Looking through the listing, how many of its lines hold the word "JSON"? Answer with only the number.

++++++++

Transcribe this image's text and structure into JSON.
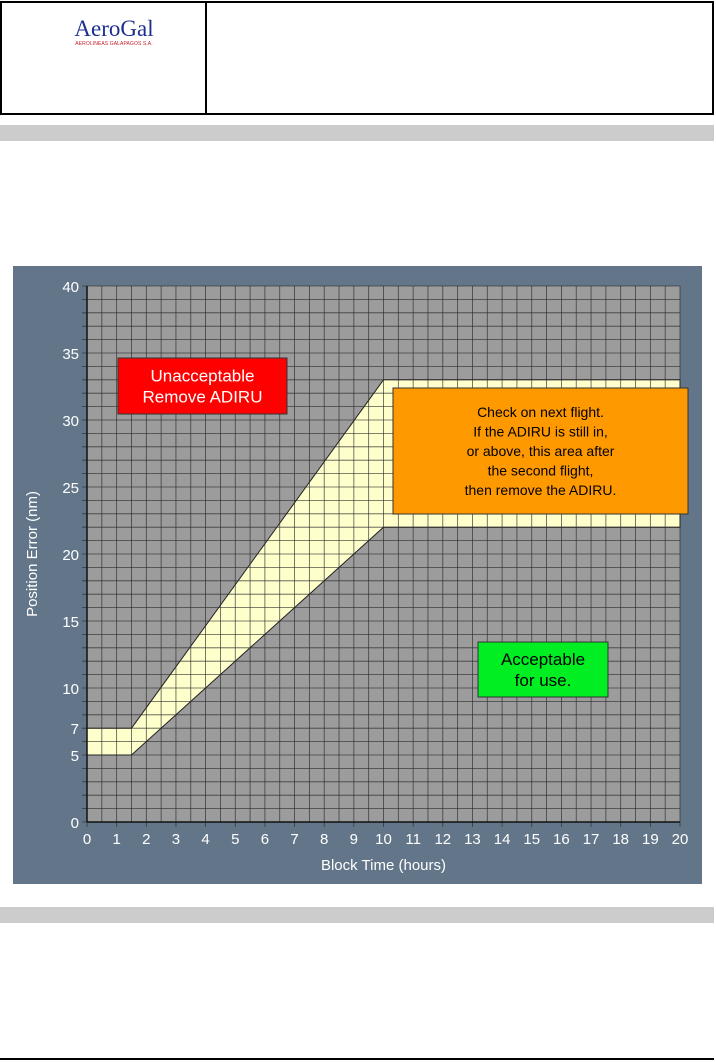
{
  "header": {
    "logo_text": "AeroGal",
    "logo_subtext": "AEROLINEAS GALAPAGOS S.A."
  },
  "chart_data": {
    "type": "area",
    "xlabel": "Block Time (hours)",
    "ylabel": "Position Error (nm)",
    "xlim": [
      0,
      20
    ],
    "ylim": [
      0,
      40
    ],
    "x_ticks": [
      0,
      1,
      2,
      3,
      4,
      5,
      6,
      7,
      8,
      9,
      10,
      11,
      12,
      13,
      14,
      15,
      16,
      17,
      18,
      19,
      20
    ],
    "y_ticks": [
      0,
      5,
      7,
      10,
      15,
      20,
      25,
      30,
      35,
      40
    ],
    "grid": true,
    "band": {
      "upper": [
        [
          0,
          7
        ],
        [
          1.5,
          7
        ],
        [
          10,
          33
        ],
        [
          20,
          33
        ]
      ],
      "lower": [
        [
          0,
          5
        ],
        [
          1.5,
          5
        ],
        [
          10,
          22
        ],
        [
          20,
          22
        ]
      ]
    },
    "annotations": [
      {
        "id": "unacceptable",
        "lines": [
          "Unacceptable",
          "Remove ADIRU"
        ],
        "color": "#ff0000"
      },
      {
        "id": "check",
        "lines": [
          "Check on next flight.",
          "If the ADIRU is still in,",
          "or above, this area after",
          "the second flight,",
          "then remove the ADIRU."
        ],
        "color": "#ff9900"
      },
      {
        "id": "acceptable",
        "lines": [
          "Acceptable",
          "for use."
        ],
        "color": "#00ee22"
      }
    ],
    "colors": {
      "panel": "#637689",
      "plot": "#9c9c9c",
      "band": "#ffffcc",
      "grid": "#2a2a2a"
    }
  }
}
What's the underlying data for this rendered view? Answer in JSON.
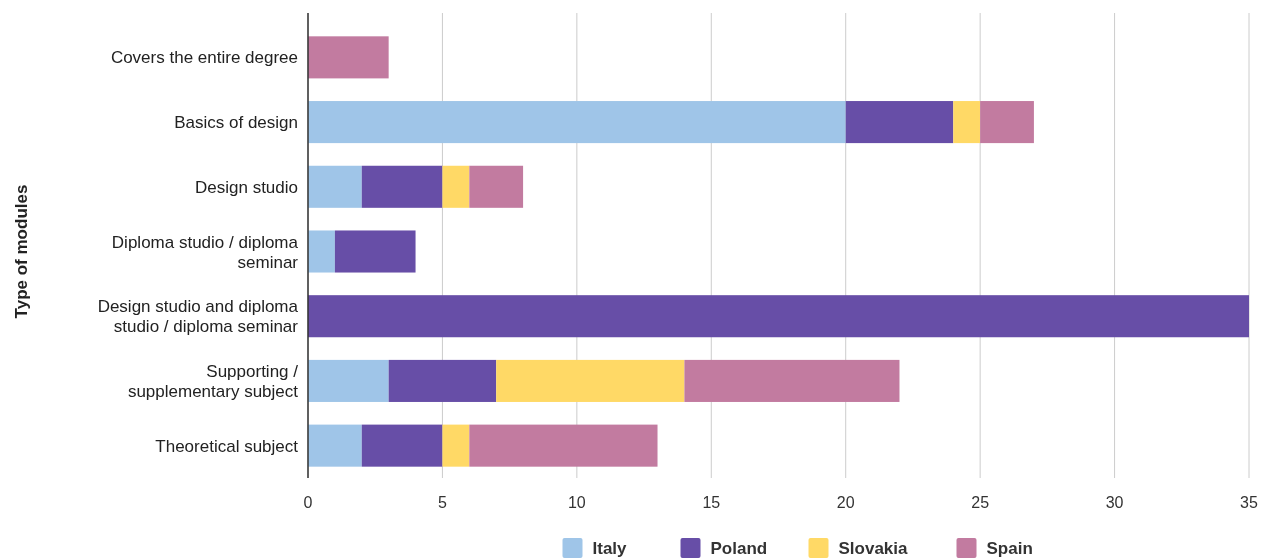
{
  "chart_data": {
    "type": "bar",
    "orientation": "horizontal",
    "stacked": true,
    "ylabel": "Type of modules",
    "categories": [
      "Covers the entire degree",
      "Basics of design",
      "Design studio",
      "Diploma studio / diploma seminar",
      "Design studio and diploma studio / diploma seminar",
      "Supporting / supplementary subject",
      "Theoretical subject"
    ],
    "series": [
      {
        "name": "Italy",
        "color": "#9fc5e8",
        "values": [
          0,
          20,
          2,
          1,
          0,
          3,
          2
        ]
      },
      {
        "name": "Poland",
        "color": "#674ea7",
        "values": [
          0,
          4,
          3,
          3,
          35,
          4,
          3
        ]
      },
      {
        "name": "Slovakia",
        "color": "#ffd966",
        "values": [
          0,
          1,
          1,
          0,
          0,
          7,
          1
        ]
      },
      {
        "name": "Spain",
        "color": "#c27ba0",
        "values": [
          3,
          2,
          2,
          0,
          0,
          8,
          7
        ]
      }
    ],
    "xlim": [
      0,
      35
    ],
    "xticks": [
      0,
      5,
      10,
      15,
      20,
      25,
      30,
      35
    ],
    "grid": "x",
    "legend": "bottom"
  }
}
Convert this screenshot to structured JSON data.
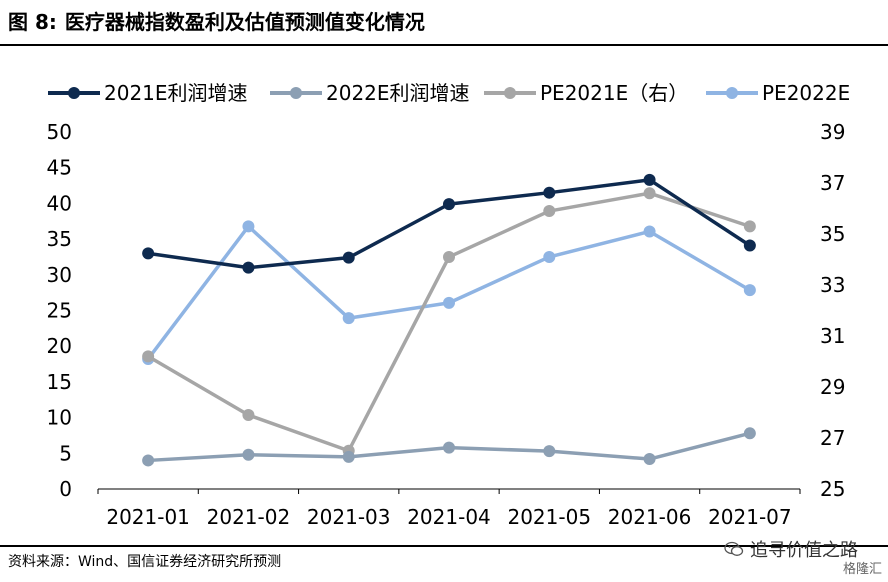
{
  "header": {
    "figure_label": "图 8:",
    "title": "医疗器械指数盈利及估值预测值变化情况"
  },
  "footer": {
    "source": "资料来源：Wind、国信证券经济研究所预测",
    "watermark": "追寻价值之路",
    "watermark_sub": "格隆汇",
    "watermark_icon": "wechat-icon"
  },
  "chart_data": {
    "type": "line",
    "categories": [
      "2021-01",
      "2021-02",
      "2021-03",
      "2021-04",
      "2021-05",
      "2021-06",
      "2021-07"
    ],
    "y_left": {
      "ticks": [
        0,
        5,
        10,
        15,
        20,
        25,
        30,
        35,
        40,
        45,
        50
      ],
      "lim": [
        0,
        50
      ]
    },
    "y_right": {
      "ticks": [
        25,
        27,
        29,
        31,
        33,
        35,
        37,
        39
      ],
      "lim": [
        25,
        39
      ]
    },
    "legend_position": "top",
    "grid": false,
    "series": [
      {
        "name": "2021E利润增速",
        "axis": "left",
        "color": "#0e2a4f",
        "values": [
          33.0,
          31.0,
          32.4,
          39.9,
          41.5,
          43.3,
          34.1
        ]
      },
      {
        "name": "2022E利润增速",
        "axis": "left",
        "color": "#8c9fb3",
        "values": [
          4.0,
          4.8,
          4.5,
          5.8,
          5.3,
          4.2,
          7.8
        ]
      },
      {
        "name": "PE2021E（右）",
        "axis": "right",
        "color": "#a6a6a6",
        "values": [
          30.2,
          27.9,
          26.5,
          34.1,
          35.9,
          36.6,
          35.3
        ]
      },
      {
        "name": "PE2022E",
        "axis": "right",
        "color": "#8fb4e3",
        "values": [
          30.1,
          35.3,
          31.7,
          32.3,
          34.1,
          35.1,
          32.8
        ]
      }
    ]
  }
}
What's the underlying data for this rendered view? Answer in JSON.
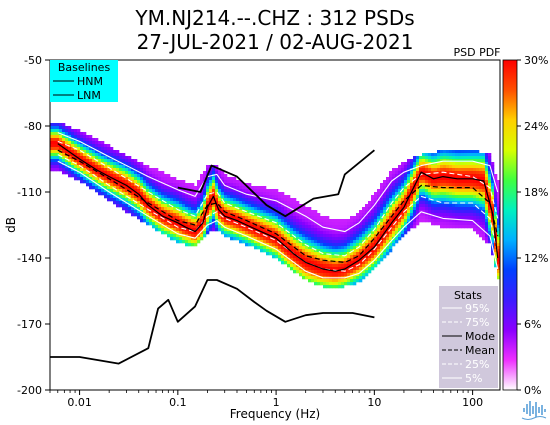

++++++++

**Response**
4